*The task*:
Isolate every line in the records below with "name" in it.

*Information shown*:
··········

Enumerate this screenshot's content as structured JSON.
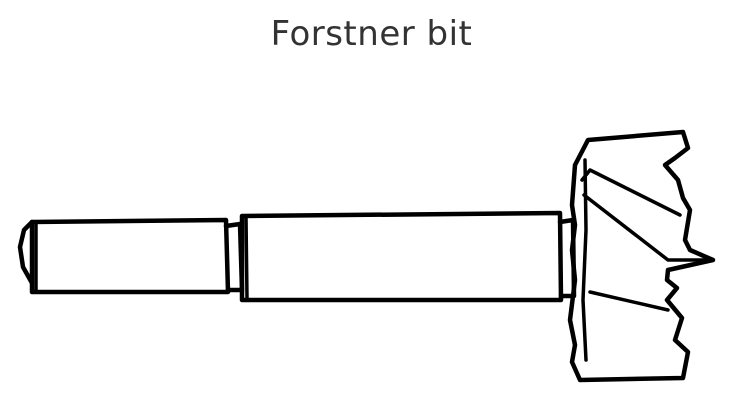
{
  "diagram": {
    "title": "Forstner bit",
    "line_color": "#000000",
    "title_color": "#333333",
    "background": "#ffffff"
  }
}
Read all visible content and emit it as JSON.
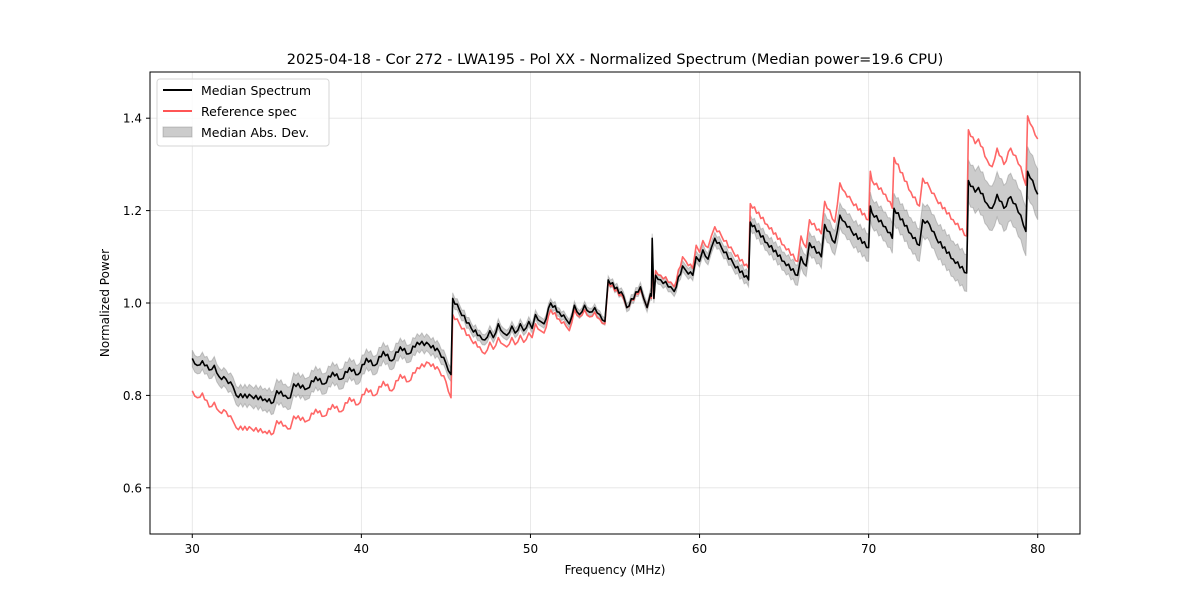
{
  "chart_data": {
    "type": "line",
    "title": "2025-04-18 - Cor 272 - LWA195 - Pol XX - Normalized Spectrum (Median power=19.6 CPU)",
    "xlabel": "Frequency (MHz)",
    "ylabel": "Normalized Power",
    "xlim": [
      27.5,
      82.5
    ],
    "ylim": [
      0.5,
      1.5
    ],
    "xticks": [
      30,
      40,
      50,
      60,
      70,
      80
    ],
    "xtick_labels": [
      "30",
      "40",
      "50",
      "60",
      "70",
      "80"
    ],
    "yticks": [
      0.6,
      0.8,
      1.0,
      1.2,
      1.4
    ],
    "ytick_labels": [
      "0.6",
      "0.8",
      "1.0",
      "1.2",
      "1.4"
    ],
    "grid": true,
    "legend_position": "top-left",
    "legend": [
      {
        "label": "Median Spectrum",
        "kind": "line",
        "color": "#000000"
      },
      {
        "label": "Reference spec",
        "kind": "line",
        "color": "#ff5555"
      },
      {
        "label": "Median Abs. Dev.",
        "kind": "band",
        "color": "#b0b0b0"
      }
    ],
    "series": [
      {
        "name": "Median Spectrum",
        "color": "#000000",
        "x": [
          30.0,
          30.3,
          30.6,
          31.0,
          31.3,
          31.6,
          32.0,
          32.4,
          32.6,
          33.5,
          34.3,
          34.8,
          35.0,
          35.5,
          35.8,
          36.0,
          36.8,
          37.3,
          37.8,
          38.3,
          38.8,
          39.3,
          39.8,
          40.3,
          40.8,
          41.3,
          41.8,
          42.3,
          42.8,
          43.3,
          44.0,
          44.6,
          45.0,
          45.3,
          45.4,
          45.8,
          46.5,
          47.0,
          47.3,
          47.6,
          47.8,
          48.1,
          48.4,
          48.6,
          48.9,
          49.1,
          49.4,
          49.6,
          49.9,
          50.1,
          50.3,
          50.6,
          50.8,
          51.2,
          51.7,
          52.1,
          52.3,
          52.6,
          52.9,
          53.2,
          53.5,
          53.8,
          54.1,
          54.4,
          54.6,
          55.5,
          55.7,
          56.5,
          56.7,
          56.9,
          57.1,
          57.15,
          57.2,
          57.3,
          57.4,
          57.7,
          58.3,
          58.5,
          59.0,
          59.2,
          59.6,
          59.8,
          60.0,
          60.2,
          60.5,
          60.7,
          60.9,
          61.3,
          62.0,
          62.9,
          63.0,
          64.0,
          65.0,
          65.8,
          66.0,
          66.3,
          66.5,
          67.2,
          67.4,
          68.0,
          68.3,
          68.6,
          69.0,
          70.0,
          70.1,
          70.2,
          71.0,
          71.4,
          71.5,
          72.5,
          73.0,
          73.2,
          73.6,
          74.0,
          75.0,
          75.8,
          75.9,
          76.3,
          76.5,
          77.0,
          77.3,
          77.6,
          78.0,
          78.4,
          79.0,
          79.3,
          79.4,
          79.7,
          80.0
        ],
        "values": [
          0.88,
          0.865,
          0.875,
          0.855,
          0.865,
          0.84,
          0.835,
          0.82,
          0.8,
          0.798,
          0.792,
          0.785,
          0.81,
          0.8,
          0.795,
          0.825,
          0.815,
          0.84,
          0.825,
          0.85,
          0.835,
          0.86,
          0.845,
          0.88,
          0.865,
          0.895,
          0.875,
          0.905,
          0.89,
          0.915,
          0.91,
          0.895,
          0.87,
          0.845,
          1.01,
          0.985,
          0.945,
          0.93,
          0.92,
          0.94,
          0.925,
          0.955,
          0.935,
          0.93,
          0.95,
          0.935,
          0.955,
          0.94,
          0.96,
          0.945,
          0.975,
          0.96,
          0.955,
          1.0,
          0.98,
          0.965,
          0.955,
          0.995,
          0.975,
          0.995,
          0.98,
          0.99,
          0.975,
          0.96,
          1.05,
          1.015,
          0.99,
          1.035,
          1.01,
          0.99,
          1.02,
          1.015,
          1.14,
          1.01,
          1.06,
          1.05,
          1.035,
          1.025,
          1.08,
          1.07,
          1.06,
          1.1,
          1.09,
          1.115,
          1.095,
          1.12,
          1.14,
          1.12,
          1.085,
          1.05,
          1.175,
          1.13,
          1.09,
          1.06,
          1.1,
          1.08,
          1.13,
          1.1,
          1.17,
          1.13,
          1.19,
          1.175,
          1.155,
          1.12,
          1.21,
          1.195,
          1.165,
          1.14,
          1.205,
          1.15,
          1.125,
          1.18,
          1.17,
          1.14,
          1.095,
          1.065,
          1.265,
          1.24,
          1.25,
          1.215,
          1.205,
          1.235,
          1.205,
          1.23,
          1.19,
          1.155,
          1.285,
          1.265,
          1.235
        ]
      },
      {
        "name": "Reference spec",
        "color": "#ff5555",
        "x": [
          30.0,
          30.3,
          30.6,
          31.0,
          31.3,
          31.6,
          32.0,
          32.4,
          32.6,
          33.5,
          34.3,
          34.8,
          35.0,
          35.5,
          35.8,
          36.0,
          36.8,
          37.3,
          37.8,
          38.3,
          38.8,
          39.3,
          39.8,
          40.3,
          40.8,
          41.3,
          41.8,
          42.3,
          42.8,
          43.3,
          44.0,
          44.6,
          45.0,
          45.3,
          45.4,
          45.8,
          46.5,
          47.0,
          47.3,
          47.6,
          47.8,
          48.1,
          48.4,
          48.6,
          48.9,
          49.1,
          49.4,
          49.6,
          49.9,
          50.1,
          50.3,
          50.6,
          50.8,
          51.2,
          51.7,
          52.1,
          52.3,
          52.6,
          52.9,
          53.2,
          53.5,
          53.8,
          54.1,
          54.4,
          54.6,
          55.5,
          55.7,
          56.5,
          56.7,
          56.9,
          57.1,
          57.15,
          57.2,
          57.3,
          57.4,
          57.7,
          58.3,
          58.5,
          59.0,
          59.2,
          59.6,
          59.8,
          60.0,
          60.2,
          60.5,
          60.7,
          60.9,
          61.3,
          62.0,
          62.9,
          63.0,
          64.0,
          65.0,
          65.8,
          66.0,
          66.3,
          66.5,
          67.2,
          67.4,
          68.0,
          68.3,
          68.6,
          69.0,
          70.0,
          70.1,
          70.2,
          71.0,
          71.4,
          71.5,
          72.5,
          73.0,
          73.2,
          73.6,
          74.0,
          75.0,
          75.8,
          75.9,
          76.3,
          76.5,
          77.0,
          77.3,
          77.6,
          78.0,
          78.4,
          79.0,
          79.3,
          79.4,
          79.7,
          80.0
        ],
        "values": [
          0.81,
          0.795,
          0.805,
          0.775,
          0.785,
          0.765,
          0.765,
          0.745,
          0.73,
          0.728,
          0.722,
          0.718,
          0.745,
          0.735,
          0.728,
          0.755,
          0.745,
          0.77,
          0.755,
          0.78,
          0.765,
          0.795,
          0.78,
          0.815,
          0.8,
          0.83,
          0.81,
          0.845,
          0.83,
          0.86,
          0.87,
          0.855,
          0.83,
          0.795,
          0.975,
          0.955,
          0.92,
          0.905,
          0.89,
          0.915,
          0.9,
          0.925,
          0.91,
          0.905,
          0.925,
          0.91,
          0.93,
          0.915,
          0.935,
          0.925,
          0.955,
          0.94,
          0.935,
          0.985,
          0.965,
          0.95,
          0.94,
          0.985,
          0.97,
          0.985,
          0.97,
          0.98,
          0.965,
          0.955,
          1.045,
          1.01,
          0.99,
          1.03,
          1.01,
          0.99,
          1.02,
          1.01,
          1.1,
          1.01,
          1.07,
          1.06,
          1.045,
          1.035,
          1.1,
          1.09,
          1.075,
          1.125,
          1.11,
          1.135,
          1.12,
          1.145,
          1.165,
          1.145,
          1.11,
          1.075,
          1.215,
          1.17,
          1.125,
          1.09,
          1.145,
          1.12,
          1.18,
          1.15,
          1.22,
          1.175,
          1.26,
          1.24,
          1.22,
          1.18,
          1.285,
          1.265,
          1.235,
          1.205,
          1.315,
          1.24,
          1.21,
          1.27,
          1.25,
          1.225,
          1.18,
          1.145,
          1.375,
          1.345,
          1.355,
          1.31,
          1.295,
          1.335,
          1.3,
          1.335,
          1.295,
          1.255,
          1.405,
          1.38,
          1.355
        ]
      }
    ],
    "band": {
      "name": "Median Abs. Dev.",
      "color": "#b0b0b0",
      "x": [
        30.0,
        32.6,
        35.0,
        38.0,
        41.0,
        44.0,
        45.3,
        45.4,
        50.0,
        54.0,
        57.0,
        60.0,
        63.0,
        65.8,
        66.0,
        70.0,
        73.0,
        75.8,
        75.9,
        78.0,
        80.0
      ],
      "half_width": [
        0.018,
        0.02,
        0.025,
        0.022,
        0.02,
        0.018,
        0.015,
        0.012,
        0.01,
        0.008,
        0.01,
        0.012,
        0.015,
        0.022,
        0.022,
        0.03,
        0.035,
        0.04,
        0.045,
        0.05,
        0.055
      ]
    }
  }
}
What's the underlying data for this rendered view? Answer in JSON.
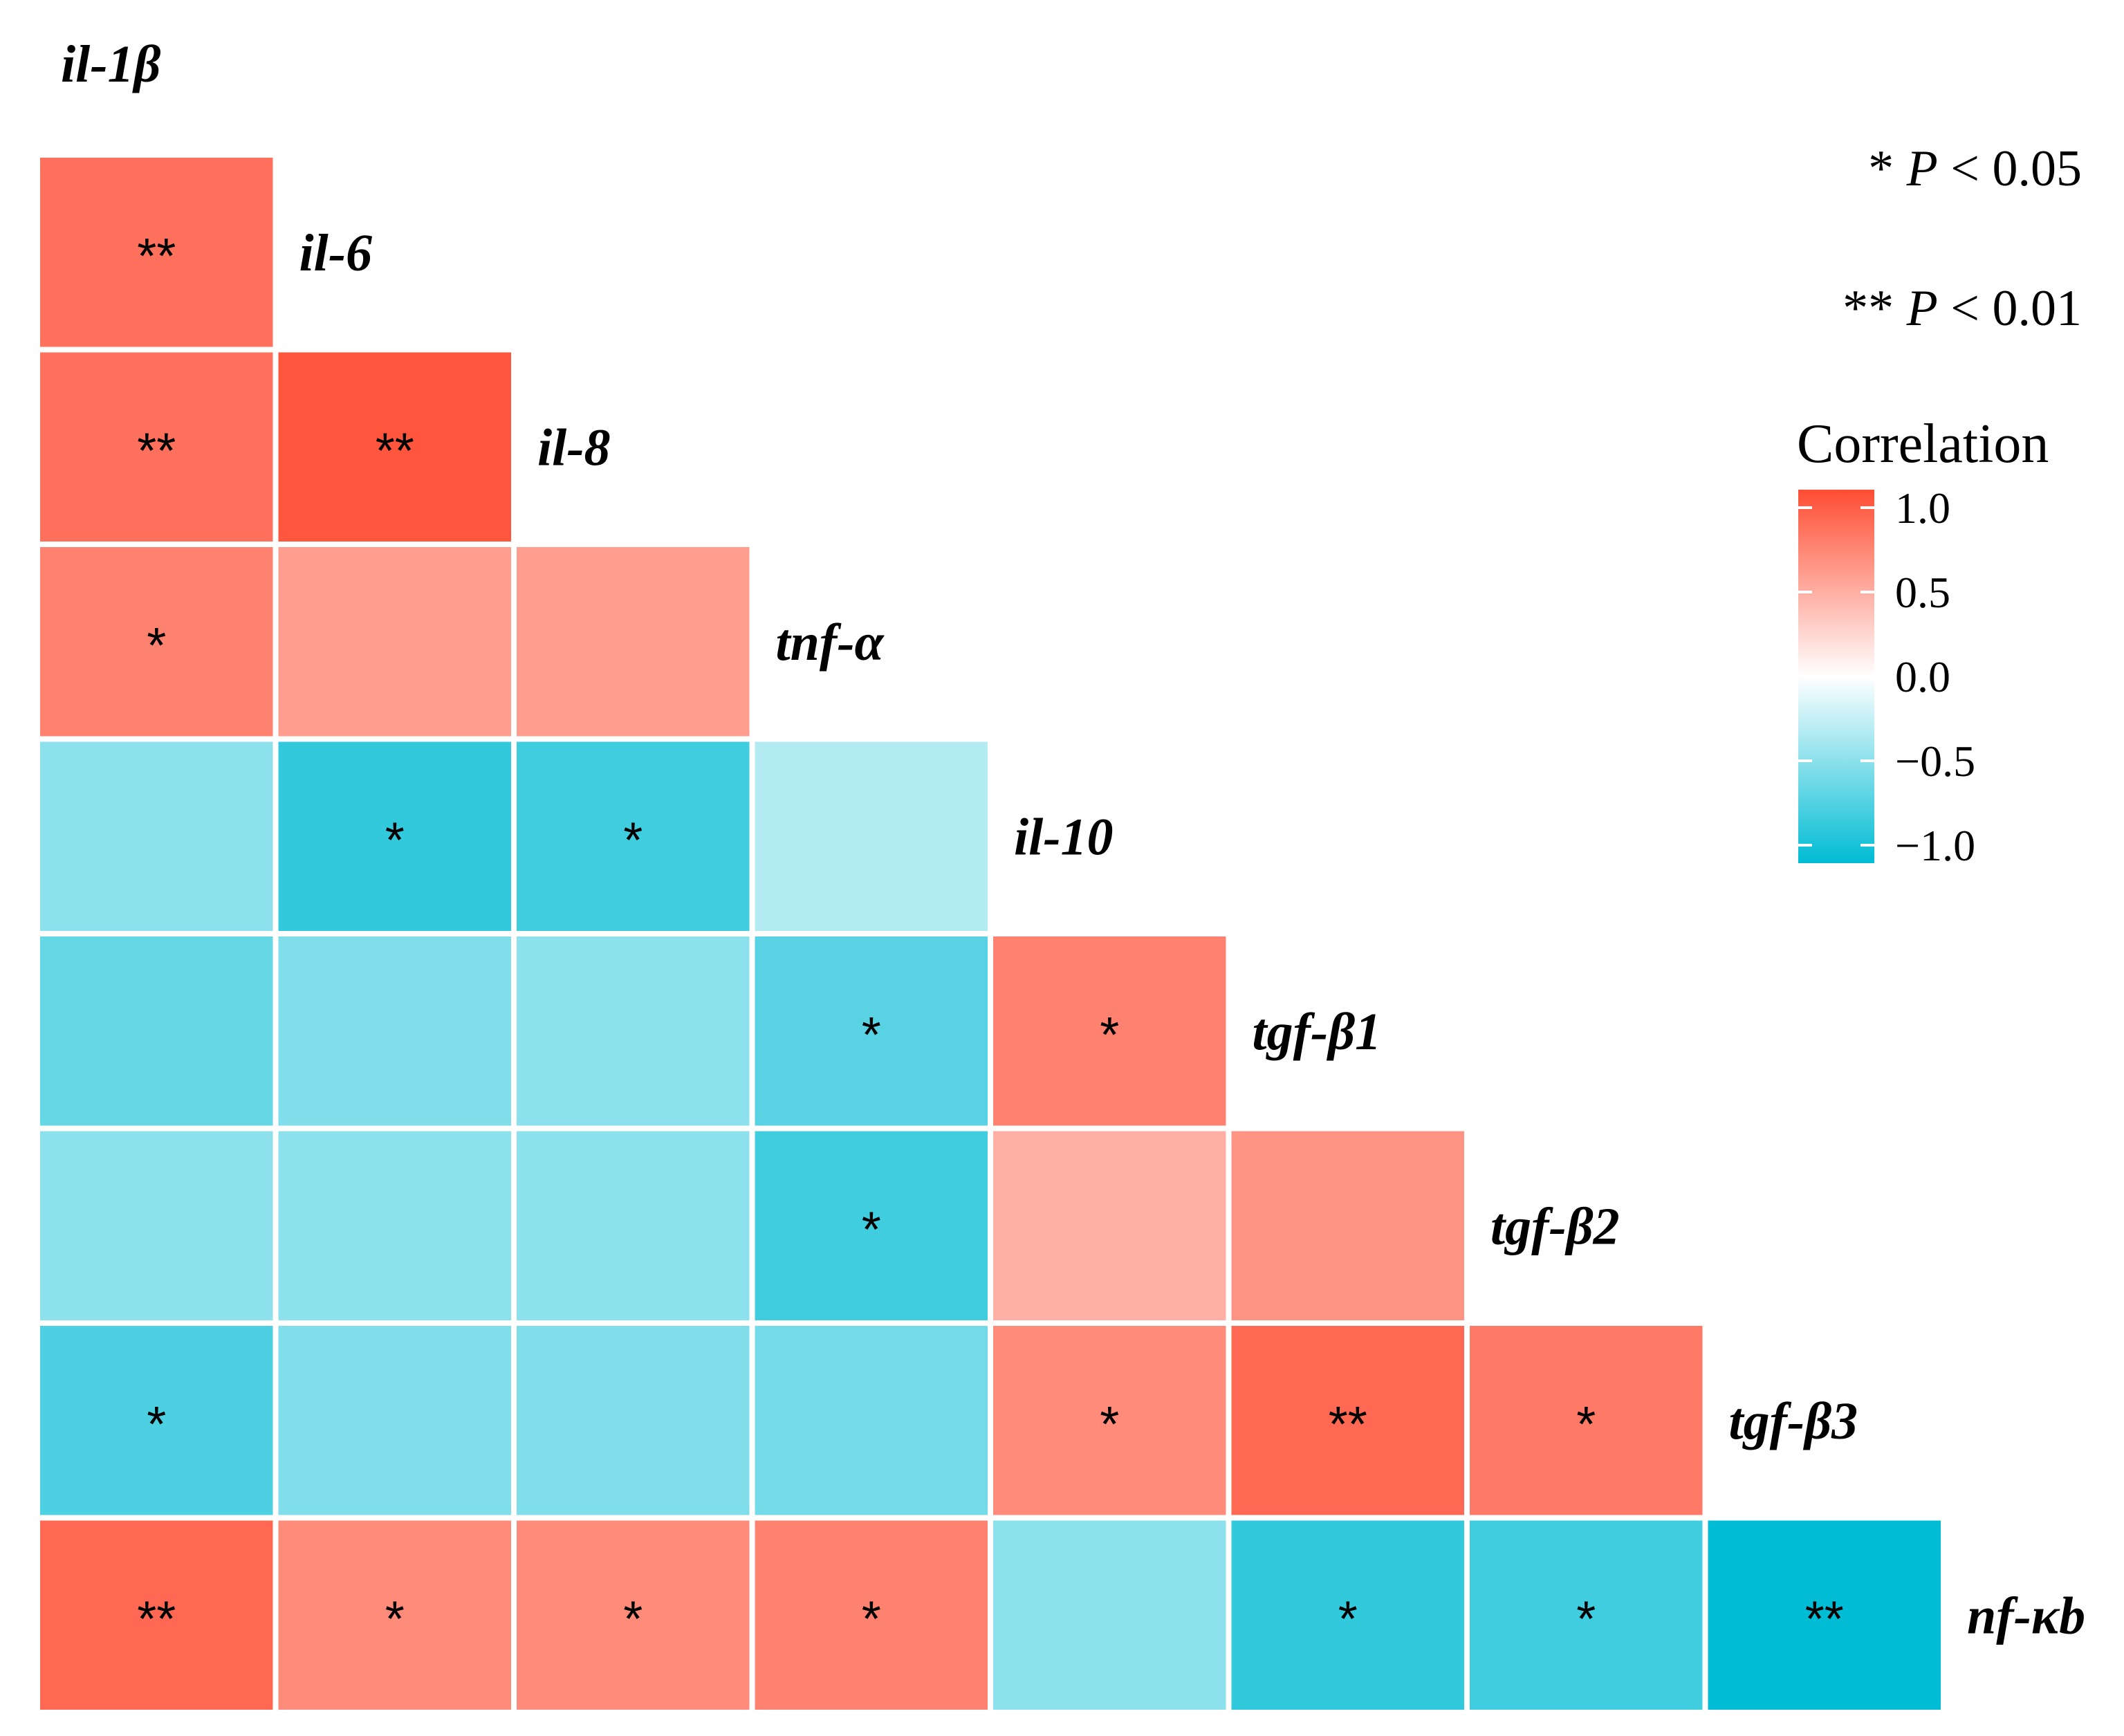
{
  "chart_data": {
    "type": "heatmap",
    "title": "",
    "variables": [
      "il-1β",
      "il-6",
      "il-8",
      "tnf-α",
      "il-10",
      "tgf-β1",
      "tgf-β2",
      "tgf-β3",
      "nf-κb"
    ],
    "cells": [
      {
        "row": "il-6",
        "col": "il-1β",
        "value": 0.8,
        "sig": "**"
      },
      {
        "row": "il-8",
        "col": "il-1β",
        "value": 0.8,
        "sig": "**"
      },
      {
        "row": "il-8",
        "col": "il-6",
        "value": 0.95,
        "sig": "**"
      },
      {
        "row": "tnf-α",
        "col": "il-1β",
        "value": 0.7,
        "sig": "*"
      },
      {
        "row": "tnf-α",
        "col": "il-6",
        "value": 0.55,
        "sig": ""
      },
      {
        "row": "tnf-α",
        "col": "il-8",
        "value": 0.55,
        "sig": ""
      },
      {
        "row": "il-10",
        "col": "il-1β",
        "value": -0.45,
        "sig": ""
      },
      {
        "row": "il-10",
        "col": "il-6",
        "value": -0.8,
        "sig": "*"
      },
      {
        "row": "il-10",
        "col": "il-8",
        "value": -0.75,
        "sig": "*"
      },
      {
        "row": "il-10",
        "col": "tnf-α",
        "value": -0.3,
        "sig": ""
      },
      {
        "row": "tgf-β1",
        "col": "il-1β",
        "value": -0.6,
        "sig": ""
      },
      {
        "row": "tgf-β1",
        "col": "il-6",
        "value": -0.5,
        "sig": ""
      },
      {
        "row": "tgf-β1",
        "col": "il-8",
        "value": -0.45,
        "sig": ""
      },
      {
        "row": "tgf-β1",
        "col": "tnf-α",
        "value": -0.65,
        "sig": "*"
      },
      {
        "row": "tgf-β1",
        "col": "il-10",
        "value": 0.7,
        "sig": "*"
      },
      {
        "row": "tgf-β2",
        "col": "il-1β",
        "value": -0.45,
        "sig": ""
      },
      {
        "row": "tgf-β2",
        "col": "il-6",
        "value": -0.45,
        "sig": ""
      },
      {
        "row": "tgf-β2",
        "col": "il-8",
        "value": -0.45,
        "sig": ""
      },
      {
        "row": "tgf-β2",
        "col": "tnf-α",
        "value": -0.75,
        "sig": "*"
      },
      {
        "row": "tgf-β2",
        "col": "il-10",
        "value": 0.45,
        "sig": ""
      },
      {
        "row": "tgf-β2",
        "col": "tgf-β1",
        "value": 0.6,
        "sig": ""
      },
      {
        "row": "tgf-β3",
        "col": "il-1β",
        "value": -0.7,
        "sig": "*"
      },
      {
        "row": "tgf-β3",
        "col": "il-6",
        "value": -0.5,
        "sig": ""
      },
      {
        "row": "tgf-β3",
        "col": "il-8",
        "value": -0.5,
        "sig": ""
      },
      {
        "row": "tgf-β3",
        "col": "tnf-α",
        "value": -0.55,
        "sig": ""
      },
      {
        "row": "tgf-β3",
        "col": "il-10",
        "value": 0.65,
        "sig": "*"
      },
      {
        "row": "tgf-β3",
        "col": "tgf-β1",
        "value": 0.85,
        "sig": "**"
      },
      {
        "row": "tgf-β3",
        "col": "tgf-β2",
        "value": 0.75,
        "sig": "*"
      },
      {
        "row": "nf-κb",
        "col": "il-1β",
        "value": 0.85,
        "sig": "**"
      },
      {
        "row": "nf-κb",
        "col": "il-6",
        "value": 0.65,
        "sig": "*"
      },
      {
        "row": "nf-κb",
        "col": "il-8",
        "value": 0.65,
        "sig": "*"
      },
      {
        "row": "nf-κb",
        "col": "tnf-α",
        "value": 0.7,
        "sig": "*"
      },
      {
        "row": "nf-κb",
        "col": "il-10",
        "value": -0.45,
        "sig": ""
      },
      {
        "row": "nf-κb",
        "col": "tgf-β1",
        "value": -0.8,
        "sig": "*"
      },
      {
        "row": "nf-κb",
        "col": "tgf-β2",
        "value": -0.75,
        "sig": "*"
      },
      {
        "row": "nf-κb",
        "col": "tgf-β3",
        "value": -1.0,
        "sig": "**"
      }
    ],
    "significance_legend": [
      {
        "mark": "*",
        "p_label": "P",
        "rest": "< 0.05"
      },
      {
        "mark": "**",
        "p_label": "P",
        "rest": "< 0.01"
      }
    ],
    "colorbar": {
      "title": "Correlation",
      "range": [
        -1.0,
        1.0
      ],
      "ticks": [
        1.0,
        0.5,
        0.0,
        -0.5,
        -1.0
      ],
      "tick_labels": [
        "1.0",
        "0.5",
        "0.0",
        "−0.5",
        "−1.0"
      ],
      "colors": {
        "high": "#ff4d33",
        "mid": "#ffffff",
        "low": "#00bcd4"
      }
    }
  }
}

··········

*Written reply*:
        "name": "Median Spectrum",
        "name": "Reference spec",
      "name": "Median Abs. Dev.",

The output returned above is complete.